AVAILABLE RECORDS >>
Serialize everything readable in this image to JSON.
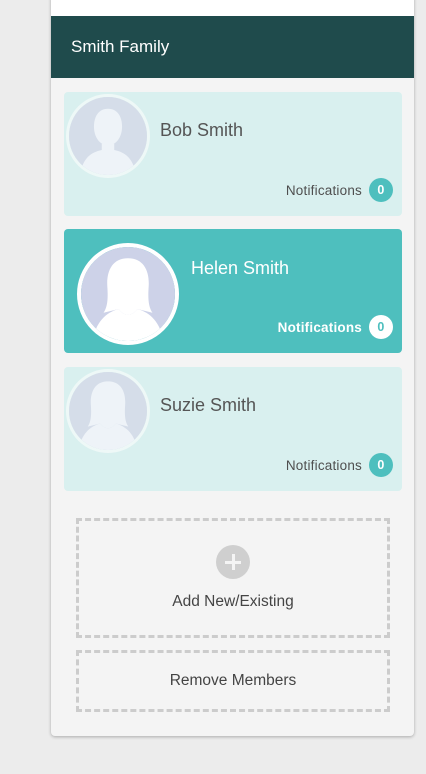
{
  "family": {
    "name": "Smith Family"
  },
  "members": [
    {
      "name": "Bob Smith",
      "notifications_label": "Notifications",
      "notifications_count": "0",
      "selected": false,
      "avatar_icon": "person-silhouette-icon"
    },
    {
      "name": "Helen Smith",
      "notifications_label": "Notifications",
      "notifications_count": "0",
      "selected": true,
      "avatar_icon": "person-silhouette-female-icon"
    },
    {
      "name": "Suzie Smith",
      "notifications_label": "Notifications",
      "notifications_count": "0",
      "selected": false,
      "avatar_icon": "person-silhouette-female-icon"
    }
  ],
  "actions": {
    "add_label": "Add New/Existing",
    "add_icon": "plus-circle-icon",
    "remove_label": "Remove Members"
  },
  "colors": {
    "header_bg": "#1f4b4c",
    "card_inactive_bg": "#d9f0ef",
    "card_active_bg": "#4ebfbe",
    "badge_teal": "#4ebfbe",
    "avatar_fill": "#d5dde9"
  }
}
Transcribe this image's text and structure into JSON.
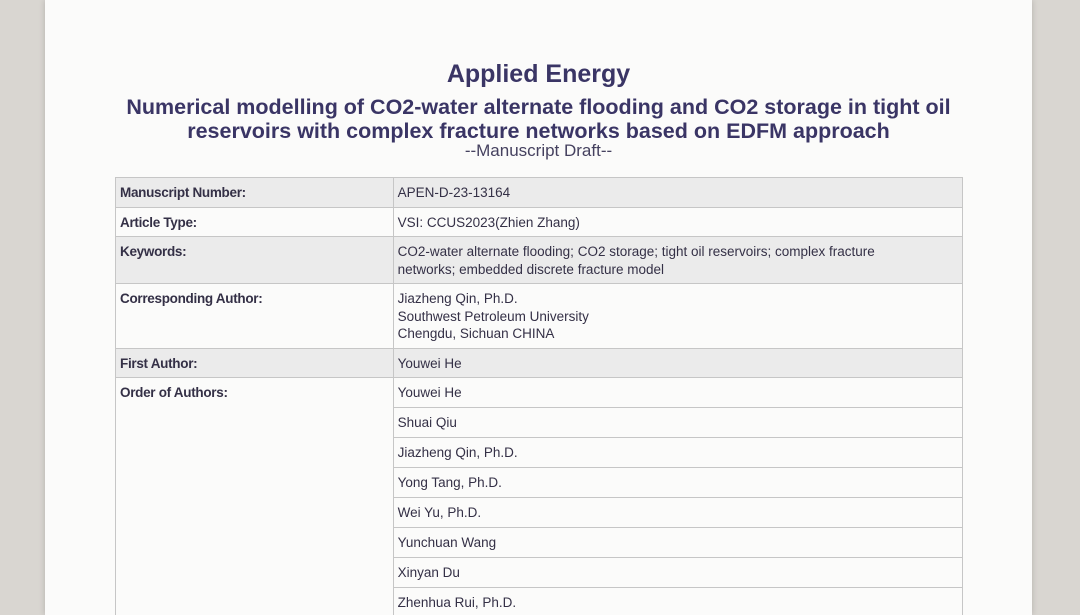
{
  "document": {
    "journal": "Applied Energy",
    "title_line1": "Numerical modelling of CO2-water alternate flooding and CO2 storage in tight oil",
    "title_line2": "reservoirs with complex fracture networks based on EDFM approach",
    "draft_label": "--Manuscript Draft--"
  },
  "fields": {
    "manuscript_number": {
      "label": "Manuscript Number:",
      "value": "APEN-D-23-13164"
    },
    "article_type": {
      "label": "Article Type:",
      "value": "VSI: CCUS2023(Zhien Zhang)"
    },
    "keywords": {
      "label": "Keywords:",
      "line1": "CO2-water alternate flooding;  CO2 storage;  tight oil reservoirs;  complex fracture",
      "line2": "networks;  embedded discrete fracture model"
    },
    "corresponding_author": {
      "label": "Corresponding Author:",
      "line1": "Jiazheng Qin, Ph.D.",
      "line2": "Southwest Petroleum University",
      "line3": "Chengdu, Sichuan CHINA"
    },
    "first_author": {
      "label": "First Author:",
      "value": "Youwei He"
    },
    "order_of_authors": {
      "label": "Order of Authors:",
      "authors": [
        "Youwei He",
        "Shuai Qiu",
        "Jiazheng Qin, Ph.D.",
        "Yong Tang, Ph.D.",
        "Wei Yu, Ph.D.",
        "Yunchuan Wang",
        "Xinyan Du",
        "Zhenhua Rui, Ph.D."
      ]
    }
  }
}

TO DO >> Leaving aside the images, write out the entries above word for word.

SOLUTION BELOW >>
Serialize everything readable in this image to JSON.
{
  "family": {
    "name": "Smith Family"
  },
  "members": [
    {
      "name": "Bob Smith",
      "notifications_label": "Notifications",
      "notifications_count": "0",
      "selected": false,
      "avatar_icon": "person-silhouette-icon"
    },
    {
      "name": "Helen Smith",
      "notifications_label": "Notifications",
      "notifications_count": "0",
      "selected": true,
      "avatar_icon": "person-silhouette-female-icon"
    },
    {
      "name": "Suzie Smith",
      "notifications_label": "Notifications",
      "notifications_count": "0",
      "selected": false,
      "avatar_icon": "person-silhouette-female-icon"
    }
  ],
  "actions": {
    "add_label": "Add New/Existing",
    "add_icon": "plus-circle-icon",
    "remove_label": "Remove Members"
  },
  "colors": {
    "header_bg": "#1f4b4c",
    "card_inactive_bg": "#d9f0ef",
    "card_active_bg": "#4ebfbe",
    "badge_teal": "#4ebfbe",
    "avatar_fill": "#d5dde9"
  }
}
Transcribe this image's text and structure into JSON.
{
  "document": {
    "journal": "Applied Energy",
    "title_line1": "Numerical modelling of CO2-water alternate flooding and CO2 storage in tight oil",
    "title_line2": "reservoirs with complex fracture networks based on EDFM approach",
    "draft_label": "--Manuscript Draft--"
  },
  "fields": {
    "manuscript_number": {
      "label": "Manuscript Number:",
      "value": "APEN-D-23-13164"
    },
    "article_type": {
      "label": "Article Type:",
      "value": "VSI: CCUS2023(Zhien Zhang)"
    },
    "keywords": {
      "label": "Keywords:",
      "line1": "CO2-water alternate flooding;  CO2 storage;  tight oil reservoirs;  complex fracture",
      "line2": "networks;  embedded discrete fracture model"
    },
    "corresponding_author": {
      "label": "Corresponding Author:",
      "line1": "Jiazheng Qin, Ph.D.",
      "line2": "Southwest Petroleum University",
      "line3": "Chengdu, Sichuan CHINA"
    },
    "first_author": {
      "label": "First Author:",
      "value": "Youwei He"
    },
    "order_of_authors": {
      "label": "Order of Authors:",
      "authors": [
        "Youwei He",
        "Shuai Qiu",
        "Jiazheng Qin, Ph.D.",
        "Yong Tang, Ph.D.",
        "Wei Yu, Ph.D.",
        "Yunchuan Wang",
        "Xinyan Du",
        "Zhenhua Rui, Ph.D."
      ]
    }
  }
}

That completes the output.